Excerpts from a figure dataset
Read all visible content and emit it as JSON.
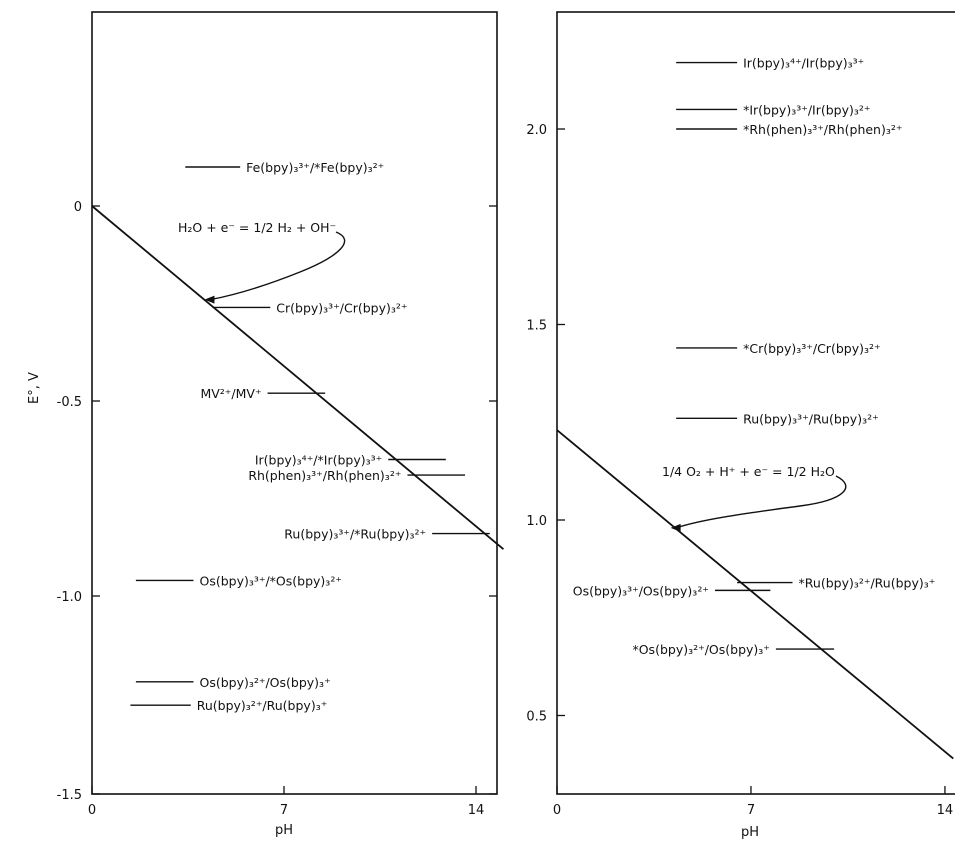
{
  "chart_data": [
    {
      "type": "line",
      "panel": "left",
      "xlabel": "pH",
      "ylabel": "E°, V",
      "xlim": [
        0,
        15
      ],
      "ylim": [
        -1.5,
        0.5
      ],
      "y_inverted": true,
      "grid": false,
      "x_ticks": [
        0,
        7,
        14
      ],
      "x_tick_labels": [
        "0",
        "7",
        "14"
      ],
      "y_ticks": [
        0,
        -0.5,
        -1.0,
        -1.5
      ],
      "y_tick_labels": [
        "0",
        "-0.5",
        "-1.0",
        "-1.5"
      ],
      "reference_line": {
        "x": [
          0,
          15
        ],
        "y": [
          0,
          -0.88
        ]
      },
      "reference_annotation": {
        "label": "H₂O + e⁻ = 1/2 H₂ + OH⁻",
        "points_to": {
          "x": 4.1,
          "y": -0.24
        }
      },
      "couples": [
        {
          "label": "Fe(bpy)₃³⁺/*Fe(bpy)₃²⁺",
          "E": 0.1,
          "x_start": 3.4,
          "x_end": 5.4,
          "label_side": "right"
        },
        {
          "label": "Cr(bpy)₃³⁺/Cr(bpy)₃²⁺",
          "E": -0.26,
          "x_start": 4.4,
          "x_end": 6.5,
          "label_side": "right"
        },
        {
          "label": "MV²⁺/MV⁺",
          "E": -0.48,
          "x_start": 6.4,
          "x_end": 8.5,
          "label_side": "left"
        },
        {
          "label": "Ir(bpy)₃⁴⁺/*Ir(bpy)₃³⁺",
          "E": -0.65,
          "x_start": 10.8,
          "x_end": 12.9,
          "label_side": "left"
        },
        {
          "label": "Rh(phen)₃³⁺/Rh(phen)₃²⁺",
          "E": -0.69,
          "x_start": 11.5,
          "x_end": 13.6,
          "label_side": "left"
        },
        {
          "label": "Ru(bpy)₃³⁺/*Ru(bpy)₃²⁺",
          "E": -0.84,
          "x_start": 12.4,
          "x_end": 14.5,
          "label_side": "left"
        },
        {
          "label": "Os(bpy)₃³⁺/*Os(bpy)₃²⁺",
          "E": -0.96,
          "x_start": 1.6,
          "x_end": 3.7,
          "label_side": "right"
        },
        {
          "label": "Os(bpy)₃²⁺/Os(bpy)₃⁺",
          "E": -1.22,
          "x_start": 1.6,
          "x_end": 3.7,
          "label_side": "right"
        },
        {
          "label": "Ru(bpy)₃²⁺/Ru(bpy)₃⁺",
          "E": -1.28,
          "x_start": 1.4,
          "x_end": 3.6,
          "label_side": "right"
        }
      ]
    },
    {
      "type": "line",
      "panel": "right",
      "xlabel": "pH",
      "ylabel": "",
      "xlim": [
        0,
        14.3
      ],
      "ylim": [
        0.3,
        2.3
      ],
      "grid": false,
      "x_ticks": [
        0,
        7,
        14
      ],
      "x_tick_labels": [
        "0",
        "7",
        "14"
      ],
      "y_ticks": [
        2.0,
        1.5,
        1.0,
        0.5
      ],
      "y_tick_labels": [
        "2.0",
        "1.5",
        "1.0",
        "0.5"
      ],
      "reference_line": {
        "x": [
          0,
          14.3
        ],
        "y": [
          1.23,
          0.39
        ]
      },
      "reference_annotation": {
        "label": "1/4 O₂ + H⁺ + e⁻ = 1/2 H₂O",
        "points_to": {
          "x": 4.1,
          "y": 0.98
        }
      },
      "couples": [
        {
          "label": "Ir(bpy)₃⁴⁺/Ir(bpy)₃³⁺",
          "E": 2.17,
          "x_start": 4.3,
          "x_end": 6.5,
          "label_side": "right"
        },
        {
          "label": "*Ir(bpy)₃³⁺/Ir(bpy)₃²⁺",
          "E": 2.05,
          "x_start": 4.3,
          "x_end": 6.5,
          "label_side": "right"
        },
        {
          "label": "*Rh(phen)₃³⁺/Rh(phen)₃²⁺",
          "E": 2.0,
          "x_start": 4.3,
          "x_end": 6.5,
          "label_side": "right"
        },
        {
          "label": "*Cr(bpy)₃³⁺/Cr(bpy)₃²⁺",
          "E": 1.44,
          "x_start": 4.3,
          "x_end": 6.5,
          "label_side": "right"
        },
        {
          "label": "Ru(bpy)₃³⁺/Ru(bpy)₃²⁺",
          "E": 1.26,
          "x_start": 4.3,
          "x_end": 6.5,
          "label_side": "right"
        },
        {
          "label": "*Ru(bpy)₃²⁺/Ru(bpy)₃⁺",
          "E": 0.84,
          "x_start": 6.5,
          "x_end": 8.5,
          "label_side": "right"
        },
        {
          "label": "Os(bpy)₃³⁺/Os(bpy)₃²⁺",
          "E": 0.82,
          "x_start": 5.7,
          "x_end": 7.7,
          "label_side": "left"
        },
        {
          "label": "*Os(bpy)₃²⁺/Os(bpy)₃⁺",
          "E": 0.67,
          "x_start": 7.9,
          "x_end": 10,
          "label_side": "left"
        }
      ]
    }
  ]
}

• [Task to complete]:
Copy out each line of the records where the string "phen" appears.

• [Solution to the problem]:
          "label": "Rh(phen)₃³⁺/Rh(phen)₃²⁺",
          "label": "*Rh(phen)₃³⁺/Rh(phen)₃²⁺",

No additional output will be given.